:: What is being asked ::
Restate all the material verbatim, except for the pictures.

:: Material for the task ::
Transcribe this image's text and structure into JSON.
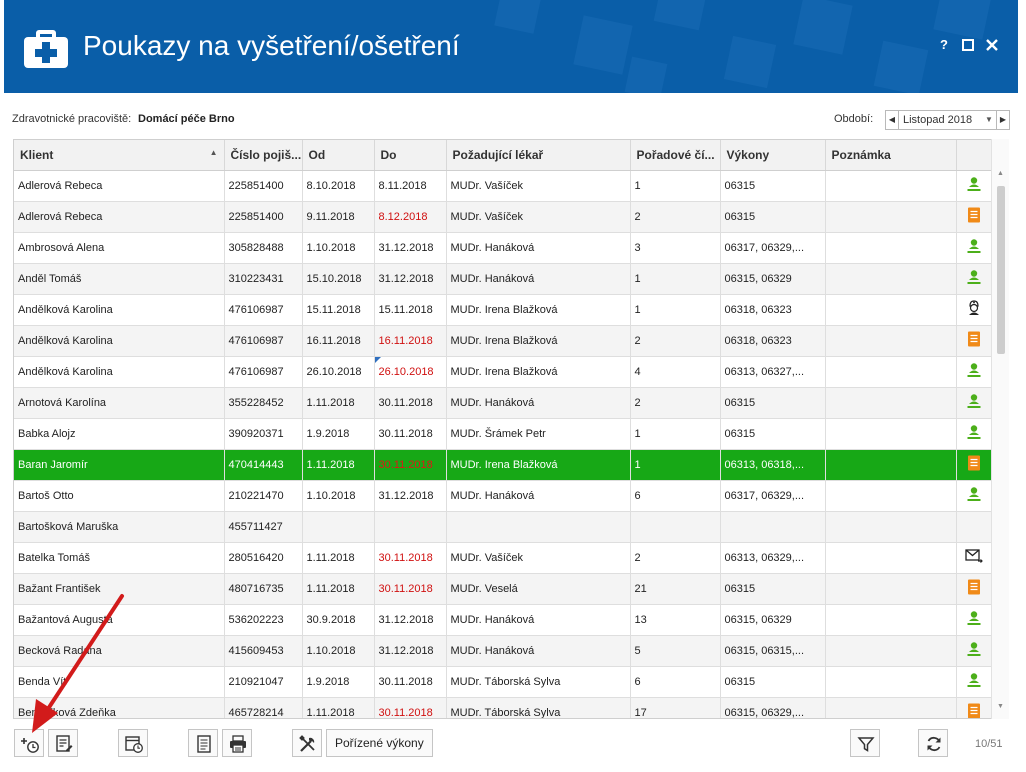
{
  "window": {
    "title": "Poukazy na vyšetření/ošetření",
    "help_label": "?"
  },
  "filter": {
    "workplace_label": "Zdravotnické pracoviště:",
    "workplace_value": "Domácí péče Brno",
    "period_label": "Období:",
    "period_value": "Listopad 2018"
  },
  "table": {
    "columns": [
      "Klient",
      "Číslo pojiš...",
      "Od",
      "Do",
      "Požadující lékař",
      "Pořadové čí...",
      "Výkony",
      "Poznámka",
      ""
    ],
    "rows": [
      {
        "client": "Adlerová Rebeca",
        "insurance": "225851400",
        "from": "8.10.2018",
        "to": "8.11.2018",
        "to_red": false,
        "doctor": "MUDr. Vašíček",
        "order": "1",
        "services": "06315",
        "note": "",
        "icon": "person-icon"
      },
      {
        "client": "Adlerová Rebeca",
        "insurance": "225851400",
        "from": "9.11.2018",
        "to": "8.12.2018",
        "to_red": true,
        "doctor": "MUDr. Vašíček",
        "order": "2",
        "services": "06315",
        "note": "",
        "icon": "document-icon"
      },
      {
        "client": "Ambrosová Alena",
        "insurance": "305828488",
        "from": "1.10.2018",
        "to": "31.12.2018",
        "to_red": false,
        "doctor": "MUDr. Hanáková",
        "order": "3",
        "services": "06317, 06329,...",
        "note": "",
        "icon": "person-icon"
      },
      {
        "client": "Anděl Tomáš",
        "insurance": "310223431",
        "from": "15.10.2018",
        "to": "31.12.2018",
        "to_red": false,
        "doctor": "MUDr. Hanáková",
        "order": "1",
        "services": "06315, 06329",
        "note": "",
        "icon": "person-icon"
      },
      {
        "client": "Andělková Karolina",
        "insurance": "476106987",
        "from": "15.11.2018",
        "to": "15.11.2018",
        "to_red": false,
        "doctor": "MUDr. Irena Blažková",
        "order": "1",
        "services": "06318, 06323",
        "note": "",
        "icon": "nurse-icon"
      },
      {
        "client": "Andělková Karolina",
        "insurance": "476106987",
        "from": "16.11.2018",
        "to": "16.11.2018",
        "to_red": true,
        "doctor": "MUDr. Irena Blažková",
        "order": "2",
        "services": "06318, 06323",
        "note": "",
        "icon": "document-icon"
      },
      {
        "client": "Andělková Karolina",
        "insurance": "476106987",
        "from": "26.10.2018",
        "to": "26.10.2018",
        "to_red": true,
        "doctor": "MUDr. Irena Blažková",
        "order": "4",
        "services": "06313, 06327,...",
        "note": "",
        "icon": "person-icon"
      },
      {
        "client": "Arnotová Karolína",
        "insurance": "355228452",
        "from": "1.11.2018",
        "to": "30.11.2018",
        "to_red": false,
        "doctor": "MUDr. Hanáková",
        "order": "2",
        "services": "06315",
        "note": "",
        "icon": "person-icon"
      },
      {
        "client": "Babka Alojz",
        "insurance": "390920371",
        "from": "1.9.2018",
        "to": "30.11.2018",
        "to_red": false,
        "doctor": "MUDr. Šrámek Petr",
        "order": "1",
        "services": "06315",
        "note": "",
        "icon": "person-icon"
      },
      {
        "client": "Baran Jaromír",
        "insurance": "470414443",
        "from": "1.11.2018",
        "to": "30.11.2018",
        "to_red": true,
        "doctor": "MUDr. Irena Blažková",
        "order": "1",
        "services": "06313, 06318,...",
        "note": "",
        "icon": "document-icon"
      },
      {
        "client": "Bartoš Otto",
        "insurance": "210221470",
        "from": "1.10.2018",
        "to": "31.12.2018",
        "to_red": false,
        "doctor": "MUDr. Hanáková",
        "order": "6",
        "services": "06317, 06329,...",
        "note": "",
        "icon": "person-icon"
      },
      {
        "client": "Bartošková Maruška",
        "insurance": "455711427",
        "from": "",
        "to": "",
        "to_red": false,
        "doctor": "",
        "order": "",
        "services": "",
        "note": "",
        "icon": ""
      },
      {
        "client": "Batelka Tomáš",
        "insurance": "280516420",
        "from": "1.11.2018",
        "to": "30.11.2018",
        "to_red": true,
        "doctor": "MUDr. Vašíček",
        "order": "2",
        "services": "06313, 06329,...",
        "note": "",
        "icon": "mail-icon"
      },
      {
        "client": "Bažant František",
        "insurance": "480716735",
        "from": "1.11.2018",
        "to": "30.11.2018",
        "to_red": true,
        "doctor": "MUDr. Veselá",
        "order": "21",
        "services": "06315",
        "note": "",
        "icon": "document-icon"
      },
      {
        "client": "Bažantová Augusta",
        "insurance": "536202223",
        "from": "30.9.2018",
        "to": "31.12.2018",
        "to_red": false,
        "doctor": "MUDr. Hanáková",
        "order": "13",
        "services": "06315, 06329",
        "note": "",
        "icon": "person-icon"
      },
      {
        "client": "Becková Radana",
        "insurance": "415609453",
        "from": "1.10.2018",
        "to": "31.12.2018",
        "to_red": false,
        "doctor": "MUDr. Hanáková",
        "order": "5",
        "services": "06315, 06315,...",
        "note": "",
        "icon": "person-icon"
      },
      {
        "client": "Benda Vít",
        "insurance": "210921047",
        "from": "1.9.2018",
        "to": "30.11.2018",
        "to_red": false,
        "doctor": "MUDr. Táborská Sylva",
        "order": "6",
        "services": "06315",
        "note": "",
        "icon": "person-icon"
      },
      {
        "client": "Benedíková Zdeňka",
        "insurance": "465728214",
        "from": "1.11.2018",
        "to": "30.11.2018",
        "to_red": true,
        "doctor": "MUDr. Táborská Sylva",
        "order": "17",
        "services": "06315, 06329,...",
        "note": "",
        "icon": "document-icon"
      }
    ],
    "selected_row": 9
  },
  "toolbar": {
    "performed_label": "Pořízené výkony",
    "counter": "10/51"
  },
  "colors": {
    "titlebar": "#0a5ea8",
    "selected_row": "#17a816",
    "red_date": "#d01010",
    "annotation_arrow": "#d21b1b"
  }
}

:: Answer to this problem ::
Transcribe this image's text and structure into JSON.
{
  "window": {
    "title": "Poukazy na vyšetření/ošetření",
    "help_label": "?"
  },
  "filter": {
    "workplace_label": "Zdravotnické pracoviště:",
    "workplace_value": "Domácí péče Brno",
    "period_label": "Období:",
    "period_value": "Listopad 2018"
  },
  "table": {
    "columns": [
      "Klient",
      "Číslo pojiš...",
      "Od",
      "Do",
      "Požadující lékař",
      "Pořadové čí...",
      "Výkony",
      "Poznámka",
      ""
    ],
    "rows": [
      {
        "client": "Adlerová Rebeca",
        "insurance": "225851400",
        "from": "8.10.2018",
        "to": "8.11.2018",
        "to_red": false,
        "doctor": "MUDr. Vašíček",
        "order": "1",
        "services": "06315",
        "note": "",
        "icon": "person-icon"
      },
      {
        "client": "Adlerová Rebeca",
        "insurance": "225851400",
        "from": "9.11.2018",
        "to": "8.12.2018",
        "to_red": true,
        "doctor": "MUDr. Vašíček",
        "order": "2",
        "services": "06315",
        "note": "",
        "icon": "document-icon"
      },
      {
        "client": "Ambrosová Alena",
        "insurance": "305828488",
        "from": "1.10.2018",
        "to": "31.12.2018",
        "to_red": false,
        "doctor": "MUDr. Hanáková",
        "order": "3",
        "services": "06317, 06329,...",
        "note": "",
        "icon": "person-icon"
      },
      {
        "client": "Anděl Tomáš",
        "insurance": "310223431",
        "from": "15.10.2018",
        "to": "31.12.2018",
        "to_red": false,
        "doctor": "MUDr. Hanáková",
        "order": "1",
        "services": "06315, 06329",
        "note": "",
        "icon": "person-icon"
      },
      {
        "client": "Andělková Karolina",
        "insurance": "476106987",
        "from": "15.11.2018",
        "to": "15.11.2018",
        "to_red": false,
        "doctor": "MUDr. Irena Blažková",
        "order": "1",
        "services": "06318, 06323",
        "note": "",
        "icon": "nurse-icon"
      },
      {
        "client": "Andělková Karolina",
        "insurance": "476106987",
        "from": "16.11.2018",
        "to": "16.11.2018",
        "to_red": true,
        "doctor": "MUDr. Irena Blažková",
        "order": "2",
        "services": "06318, 06323",
        "note": "",
        "icon": "document-icon"
      },
      {
        "client": "Andělková Karolina",
        "insurance": "476106987",
        "from": "26.10.2018",
        "to": "26.10.2018",
        "to_red": true,
        "doctor": "MUDr. Irena Blažková",
        "order": "4",
        "services": "06313, 06327,...",
        "note": "",
        "icon": "person-icon"
      },
      {
        "client": "Arnotová Karolína",
        "insurance": "355228452",
        "from": "1.11.2018",
        "to": "30.11.2018",
        "to_red": false,
        "doctor": "MUDr. Hanáková",
        "order": "2",
        "services": "06315",
        "note": "",
        "icon": "person-icon"
      },
      {
        "client": "Babka Alojz",
        "insurance": "390920371",
        "from": "1.9.2018",
        "to": "30.11.2018",
        "to_red": false,
        "doctor": "MUDr. Šrámek Petr",
        "order": "1",
        "services": "06315",
        "note": "",
        "icon": "person-icon"
      },
      {
        "client": "Baran Jaromír",
        "insurance": "470414443",
        "from": "1.11.2018",
        "to": "30.11.2018",
        "to_red": true,
        "doctor": "MUDr. Irena Blažková",
        "order": "1",
        "services": "06313, 06318,...",
        "note": "",
        "icon": "document-icon"
      },
      {
        "client": "Bartoš Otto",
        "insurance": "210221470",
        "from": "1.10.2018",
        "to": "31.12.2018",
        "to_red": false,
        "doctor": "MUDr. Hanáková",
        "order": "6",
        "services": "06317, 06329,...",
        "note": "",
        "icon": "person-icon"
      },
      {
        "client": "Bartošková Maruška",
        "insurance": "455711427",
        "from": "",
        "to": "",
        "to_red": false,
        "doctor": "",
        "order": "",
        "services": "",
        "note": "",
        "icon": ""
      },
      {
        "client": "Batelka Tomáš",
        "insurance": "280516420",
        "from": "1.11.2018",
        "to": "30.11.2018",
        "to_red": true,
        "doctor": "MUDr. Vašíček",
        "order": "2",
        "services": "06313, 06329,...",
        "note": "",
        "icon": "mail-icon"
      },
      {
        "client": "Bažant František",
        "insurance": "480716735",
        "from": "1.11.2018",
        "to": "30.11.2018",
        "to_red": true,
        "doctor": "MUDr. Veselá",
        "order": "21",
        "services": "06315",
        "note": "",
        "icon": "document-icon"
      },
      {
        "client": "Bažantová Augusta",
        "insurance": "536202223",
        "from": "30.9.2018",
        "to": "31.12.2018",
        "to_red": false,
        "doctor": "MUDr. Hanáková",
        "order": "13",
        "services": "06315, 06329",
        "note": "",
        "icon": "person-icon"
      },
      {
        "client": "Becková Radana",
        "insurance": "415609453",
        "from": "1.10.2018",
        "to": "31.12.2018",
        "to_red": false,
        "doctor": "MUDr. Hanáková",
        "order": "5",
        "services": "06315, 06315,...",
        "note": "",
        "icon": "person-icon"
      },
      {
        "client": "Benda Vít",
        "insurance": "210921047",
        "from": "1.9.2018",
        "to": "30.11.2018",
        "to_red": false,
        "doctor": "MUDr. Táborská Sylva",
        "order": "6",
        "services": "06315",
        "note": "",
        "icon": "person-icon"
      },
      {
        "client": "Benedíková Zdeňka",
        "insurance": "465728214",
        "from": "1.11.2018",
        "to": "30.11.2018",
        "to_red": true,
        "doctor": "MUDr. Táborská Sylva",
        "order": "17",
        "services": "06315, 06329,...",
        "note": "",
        "icon": "document-icon"
      }
    ],
    "selected_row": 9
  },
  "toolbar": {
    "performed_label": "Pořízené výkony",
    "counter": "10/51"
  },
  "colors": {
    "titlebar": "#0a5ea8",
    "selected_row": "#17a816",
    "red_date": "#d01010",
    "annotation_arrow": "#d21b1b"
  }
}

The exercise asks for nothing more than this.